··· SECCIÓN DEL DOCUMENTO ···

¿Qué fiesta queremos?
Con esto no quiero decir que me gustasen, ni que estuviesen bien, sino que no podimos pedir siempre lo mismo. Ni las mismas faenas.
Los toros de ayer domingo no era para tanda de derechazos por aquí y naturales por allá. Eran para otra cosa. Robleño siguió el patrón habitual y casi corta una oreja. Sus dos compañeros de cartel no. Salieron abroncados.
En Madrid se nos llena la boca hablando de diversidad de encastes, de lidia sobre las piernas, de "hay que poder a los toros". Se les puede reprochar, si me apuran que El Fundi y Ramos no evidenciaron las condiciones de los toros. Habrá quien necesite gafas con lupas de microscopio para ver lo que se intuía con facilidad del comportamiento de los morlacos. Habrá quién goce ver tarascadas a la altura del cuello en lugar de poder de los toros. En muchos momentos, yo también he defendido esta postura. Me gusta la emoción en la fiesta, no sólo la emoción estética, pero con un sentido, con un porqué.
Sin embargo, no entiendo qué pasó en la plaza. Si pedimos lo mismo con este ganado que con el criticado "monoencaste" se consiguen dos hechos negativos. Que se interprete que queremos más monoencaste para promover el pegapasismo. Que los toreros no lidien los toros como merecen y hagan la faenita "standart".
¿Merece estos pitos Ramos por quitarle las moscas al toro? Amo mi plaza, pero no comprendo ciertas actitudes.

··· DATOS DE ORIGEN ···

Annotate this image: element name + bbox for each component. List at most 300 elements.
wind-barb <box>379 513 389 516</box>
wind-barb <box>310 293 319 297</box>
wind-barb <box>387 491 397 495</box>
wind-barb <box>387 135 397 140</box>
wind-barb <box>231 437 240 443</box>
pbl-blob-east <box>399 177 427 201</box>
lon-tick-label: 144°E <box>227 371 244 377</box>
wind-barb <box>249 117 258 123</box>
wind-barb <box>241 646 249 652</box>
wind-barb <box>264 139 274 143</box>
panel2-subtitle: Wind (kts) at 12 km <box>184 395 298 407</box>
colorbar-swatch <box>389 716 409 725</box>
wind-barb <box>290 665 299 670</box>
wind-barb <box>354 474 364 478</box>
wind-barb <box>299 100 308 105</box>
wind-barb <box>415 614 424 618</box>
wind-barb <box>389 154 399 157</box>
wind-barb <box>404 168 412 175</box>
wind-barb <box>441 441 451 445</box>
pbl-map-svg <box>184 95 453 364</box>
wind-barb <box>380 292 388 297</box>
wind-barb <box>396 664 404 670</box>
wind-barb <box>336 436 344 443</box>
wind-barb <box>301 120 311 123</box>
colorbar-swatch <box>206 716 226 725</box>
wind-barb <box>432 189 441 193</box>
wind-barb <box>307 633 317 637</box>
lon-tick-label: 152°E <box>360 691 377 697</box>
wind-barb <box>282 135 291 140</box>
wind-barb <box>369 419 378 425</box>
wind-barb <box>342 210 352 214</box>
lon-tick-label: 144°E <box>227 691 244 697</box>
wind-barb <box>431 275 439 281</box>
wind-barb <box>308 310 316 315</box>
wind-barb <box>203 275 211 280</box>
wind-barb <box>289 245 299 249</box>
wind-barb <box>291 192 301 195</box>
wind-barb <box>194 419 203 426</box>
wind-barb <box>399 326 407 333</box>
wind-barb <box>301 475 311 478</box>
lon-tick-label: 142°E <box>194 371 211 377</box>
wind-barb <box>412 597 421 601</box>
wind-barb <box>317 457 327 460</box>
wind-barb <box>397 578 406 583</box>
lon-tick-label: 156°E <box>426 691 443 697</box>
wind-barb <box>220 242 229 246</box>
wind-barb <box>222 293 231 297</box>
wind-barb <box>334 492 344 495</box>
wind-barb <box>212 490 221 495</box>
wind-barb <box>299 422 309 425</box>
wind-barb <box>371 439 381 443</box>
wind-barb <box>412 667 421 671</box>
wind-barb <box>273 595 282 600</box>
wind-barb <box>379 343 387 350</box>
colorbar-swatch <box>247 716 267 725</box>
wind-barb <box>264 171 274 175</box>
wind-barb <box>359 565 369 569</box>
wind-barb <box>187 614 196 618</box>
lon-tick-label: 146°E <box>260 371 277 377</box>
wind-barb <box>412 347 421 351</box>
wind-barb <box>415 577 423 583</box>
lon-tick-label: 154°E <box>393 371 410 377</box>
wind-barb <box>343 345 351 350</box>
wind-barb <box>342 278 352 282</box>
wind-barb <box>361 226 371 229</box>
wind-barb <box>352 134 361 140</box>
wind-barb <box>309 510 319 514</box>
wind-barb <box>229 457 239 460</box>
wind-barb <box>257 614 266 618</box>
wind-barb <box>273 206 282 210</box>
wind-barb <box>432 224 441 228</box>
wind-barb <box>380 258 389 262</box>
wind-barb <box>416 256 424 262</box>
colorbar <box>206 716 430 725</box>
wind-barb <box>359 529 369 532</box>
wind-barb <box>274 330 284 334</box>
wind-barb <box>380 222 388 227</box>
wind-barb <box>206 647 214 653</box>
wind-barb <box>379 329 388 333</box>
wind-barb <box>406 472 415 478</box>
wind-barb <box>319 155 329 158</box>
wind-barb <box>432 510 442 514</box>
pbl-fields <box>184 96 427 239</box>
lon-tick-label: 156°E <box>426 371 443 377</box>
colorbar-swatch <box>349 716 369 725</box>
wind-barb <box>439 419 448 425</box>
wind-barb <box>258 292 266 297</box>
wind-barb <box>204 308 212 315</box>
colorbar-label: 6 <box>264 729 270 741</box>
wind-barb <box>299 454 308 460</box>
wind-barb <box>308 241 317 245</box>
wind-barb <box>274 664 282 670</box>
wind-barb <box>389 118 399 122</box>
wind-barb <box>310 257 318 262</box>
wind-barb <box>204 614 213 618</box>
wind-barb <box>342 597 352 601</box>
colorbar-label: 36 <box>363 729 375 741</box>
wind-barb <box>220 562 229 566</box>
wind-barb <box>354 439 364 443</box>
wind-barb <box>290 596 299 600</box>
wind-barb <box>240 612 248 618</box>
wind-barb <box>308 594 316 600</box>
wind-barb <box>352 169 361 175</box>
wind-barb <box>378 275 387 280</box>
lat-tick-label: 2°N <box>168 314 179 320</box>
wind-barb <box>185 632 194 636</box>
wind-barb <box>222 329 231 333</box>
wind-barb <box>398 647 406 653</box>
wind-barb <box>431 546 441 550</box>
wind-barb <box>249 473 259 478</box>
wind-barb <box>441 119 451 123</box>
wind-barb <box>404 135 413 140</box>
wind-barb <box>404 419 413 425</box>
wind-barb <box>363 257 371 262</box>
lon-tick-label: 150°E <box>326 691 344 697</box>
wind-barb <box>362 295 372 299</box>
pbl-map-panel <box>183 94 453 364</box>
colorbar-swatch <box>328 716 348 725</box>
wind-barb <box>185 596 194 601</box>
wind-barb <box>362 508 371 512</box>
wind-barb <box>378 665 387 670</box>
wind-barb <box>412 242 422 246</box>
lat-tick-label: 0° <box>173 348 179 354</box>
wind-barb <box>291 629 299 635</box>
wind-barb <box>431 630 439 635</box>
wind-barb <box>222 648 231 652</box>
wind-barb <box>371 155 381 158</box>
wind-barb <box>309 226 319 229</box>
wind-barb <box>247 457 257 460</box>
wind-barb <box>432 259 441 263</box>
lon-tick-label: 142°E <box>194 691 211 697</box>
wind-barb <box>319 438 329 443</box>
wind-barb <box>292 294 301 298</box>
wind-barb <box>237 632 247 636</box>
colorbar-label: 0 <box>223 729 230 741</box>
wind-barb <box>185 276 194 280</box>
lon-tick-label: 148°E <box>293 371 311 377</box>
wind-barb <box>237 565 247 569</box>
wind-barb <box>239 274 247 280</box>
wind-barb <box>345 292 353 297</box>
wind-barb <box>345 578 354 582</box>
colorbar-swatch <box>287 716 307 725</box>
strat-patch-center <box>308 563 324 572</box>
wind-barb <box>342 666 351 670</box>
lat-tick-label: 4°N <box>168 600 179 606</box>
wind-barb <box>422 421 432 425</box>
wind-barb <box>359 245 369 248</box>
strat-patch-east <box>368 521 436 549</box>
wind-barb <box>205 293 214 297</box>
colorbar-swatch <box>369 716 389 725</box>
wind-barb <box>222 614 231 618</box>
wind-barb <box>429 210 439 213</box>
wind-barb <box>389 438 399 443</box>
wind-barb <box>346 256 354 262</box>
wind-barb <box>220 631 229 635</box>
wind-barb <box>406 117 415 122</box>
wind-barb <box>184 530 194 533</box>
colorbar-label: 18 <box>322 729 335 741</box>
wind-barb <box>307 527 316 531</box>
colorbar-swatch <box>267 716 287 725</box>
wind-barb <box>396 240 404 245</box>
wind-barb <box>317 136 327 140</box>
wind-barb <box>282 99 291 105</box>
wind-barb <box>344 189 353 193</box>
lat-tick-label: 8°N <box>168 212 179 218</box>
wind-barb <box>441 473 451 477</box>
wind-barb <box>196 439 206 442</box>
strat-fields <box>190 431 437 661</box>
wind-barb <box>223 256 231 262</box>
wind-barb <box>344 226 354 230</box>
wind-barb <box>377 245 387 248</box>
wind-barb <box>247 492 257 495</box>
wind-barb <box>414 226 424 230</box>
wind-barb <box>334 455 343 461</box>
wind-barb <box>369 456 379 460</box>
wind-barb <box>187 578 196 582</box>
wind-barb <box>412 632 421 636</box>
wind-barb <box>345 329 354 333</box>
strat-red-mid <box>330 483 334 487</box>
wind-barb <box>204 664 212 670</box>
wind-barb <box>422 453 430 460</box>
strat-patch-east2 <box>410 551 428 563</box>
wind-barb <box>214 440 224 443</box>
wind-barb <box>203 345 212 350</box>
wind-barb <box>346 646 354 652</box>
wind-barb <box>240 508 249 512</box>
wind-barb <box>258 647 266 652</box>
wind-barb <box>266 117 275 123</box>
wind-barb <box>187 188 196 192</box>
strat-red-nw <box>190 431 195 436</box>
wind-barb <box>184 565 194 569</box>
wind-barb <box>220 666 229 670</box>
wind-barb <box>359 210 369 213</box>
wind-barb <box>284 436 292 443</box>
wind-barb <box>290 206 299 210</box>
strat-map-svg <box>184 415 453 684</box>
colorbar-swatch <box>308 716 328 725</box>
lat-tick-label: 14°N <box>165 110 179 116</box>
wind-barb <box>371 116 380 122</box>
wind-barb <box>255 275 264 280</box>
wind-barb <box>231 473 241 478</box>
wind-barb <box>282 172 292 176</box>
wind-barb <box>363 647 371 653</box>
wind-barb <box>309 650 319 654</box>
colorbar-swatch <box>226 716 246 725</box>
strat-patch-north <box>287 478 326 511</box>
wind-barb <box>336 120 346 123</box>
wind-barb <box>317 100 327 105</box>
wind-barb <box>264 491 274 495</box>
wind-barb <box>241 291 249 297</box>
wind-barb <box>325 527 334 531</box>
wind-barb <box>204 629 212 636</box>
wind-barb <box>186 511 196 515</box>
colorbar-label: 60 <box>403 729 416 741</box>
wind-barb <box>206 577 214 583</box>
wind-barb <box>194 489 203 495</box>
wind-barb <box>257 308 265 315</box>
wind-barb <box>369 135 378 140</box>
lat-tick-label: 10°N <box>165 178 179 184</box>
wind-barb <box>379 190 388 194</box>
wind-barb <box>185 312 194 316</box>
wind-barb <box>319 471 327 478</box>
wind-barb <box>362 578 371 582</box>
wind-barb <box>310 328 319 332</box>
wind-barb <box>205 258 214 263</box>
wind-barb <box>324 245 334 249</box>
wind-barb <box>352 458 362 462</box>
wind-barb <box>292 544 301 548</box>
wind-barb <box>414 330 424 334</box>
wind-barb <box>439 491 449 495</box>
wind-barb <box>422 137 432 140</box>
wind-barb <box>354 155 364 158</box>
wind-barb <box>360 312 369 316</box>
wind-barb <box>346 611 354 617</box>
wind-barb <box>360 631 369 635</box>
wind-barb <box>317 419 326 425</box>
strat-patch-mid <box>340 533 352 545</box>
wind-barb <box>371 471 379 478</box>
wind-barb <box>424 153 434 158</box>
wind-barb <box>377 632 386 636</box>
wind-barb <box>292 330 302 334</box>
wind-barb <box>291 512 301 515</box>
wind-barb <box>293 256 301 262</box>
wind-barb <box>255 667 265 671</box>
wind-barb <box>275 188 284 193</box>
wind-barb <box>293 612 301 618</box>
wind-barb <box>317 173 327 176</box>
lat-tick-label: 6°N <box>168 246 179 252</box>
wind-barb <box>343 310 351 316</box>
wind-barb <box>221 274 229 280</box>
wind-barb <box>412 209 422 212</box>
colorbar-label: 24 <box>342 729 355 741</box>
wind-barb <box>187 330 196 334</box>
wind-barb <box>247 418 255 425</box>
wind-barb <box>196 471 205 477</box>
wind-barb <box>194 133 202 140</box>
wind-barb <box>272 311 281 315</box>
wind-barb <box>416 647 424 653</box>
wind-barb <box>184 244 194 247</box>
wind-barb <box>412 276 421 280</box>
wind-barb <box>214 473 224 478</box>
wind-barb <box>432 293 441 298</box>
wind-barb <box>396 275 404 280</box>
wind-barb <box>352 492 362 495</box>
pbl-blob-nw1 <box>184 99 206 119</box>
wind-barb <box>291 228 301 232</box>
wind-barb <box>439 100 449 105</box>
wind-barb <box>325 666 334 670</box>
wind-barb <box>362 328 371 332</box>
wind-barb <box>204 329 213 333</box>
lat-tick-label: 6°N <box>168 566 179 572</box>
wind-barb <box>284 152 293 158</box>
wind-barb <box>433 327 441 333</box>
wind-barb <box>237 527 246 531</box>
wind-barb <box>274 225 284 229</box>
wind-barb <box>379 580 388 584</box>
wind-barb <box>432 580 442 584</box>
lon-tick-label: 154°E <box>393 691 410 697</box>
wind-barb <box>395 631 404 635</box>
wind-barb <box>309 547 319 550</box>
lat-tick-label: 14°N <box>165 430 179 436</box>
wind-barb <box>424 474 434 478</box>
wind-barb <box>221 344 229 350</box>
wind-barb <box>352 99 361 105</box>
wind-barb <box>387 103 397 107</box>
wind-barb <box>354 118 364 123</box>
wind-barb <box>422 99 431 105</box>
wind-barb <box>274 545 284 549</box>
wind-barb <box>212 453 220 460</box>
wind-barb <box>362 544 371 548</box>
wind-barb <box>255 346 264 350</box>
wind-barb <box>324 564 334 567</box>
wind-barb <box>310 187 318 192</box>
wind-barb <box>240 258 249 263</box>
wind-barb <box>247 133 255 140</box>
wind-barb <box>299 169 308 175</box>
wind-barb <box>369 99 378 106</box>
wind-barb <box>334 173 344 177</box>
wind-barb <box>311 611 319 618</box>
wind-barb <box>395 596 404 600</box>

···

◆ **TAREA 1**
Enumera todos los toreros que se nombran en el texto sobre la fiesta taurina.
◆ **TAREA 2**
Devuelve sin cambios el tramo del texto sobre la fiesta taurina que va desde "En Madrid se" hasta "con un porqué.".

◆ **RESPUESTA 1**
Robleño, El Fundi y Ramos.

◆ **RESPUESTA 2**
En Madrid se nos llena la boca hablando de diversidad de encastes, de lidia sobre las piernas, de "hay que poder a los toros". Se les puede reprochar, si me apuran que El Fundi y Ramos no evidenciaron las condiciones de los toros. Habrá quien necesite gafas con lupas de microscopio para ver lo que se intuía con facilidad del comportamiento de los morlacos. Habrá quién goce ver tarascadas a la altura del cuello en lugar de poder de los toros. En muchos momentos, yo también he defendido esta postura. Me gusta la emoción en la fiesta, no sólo la emoción estética, pero con un sentido, con un porqué.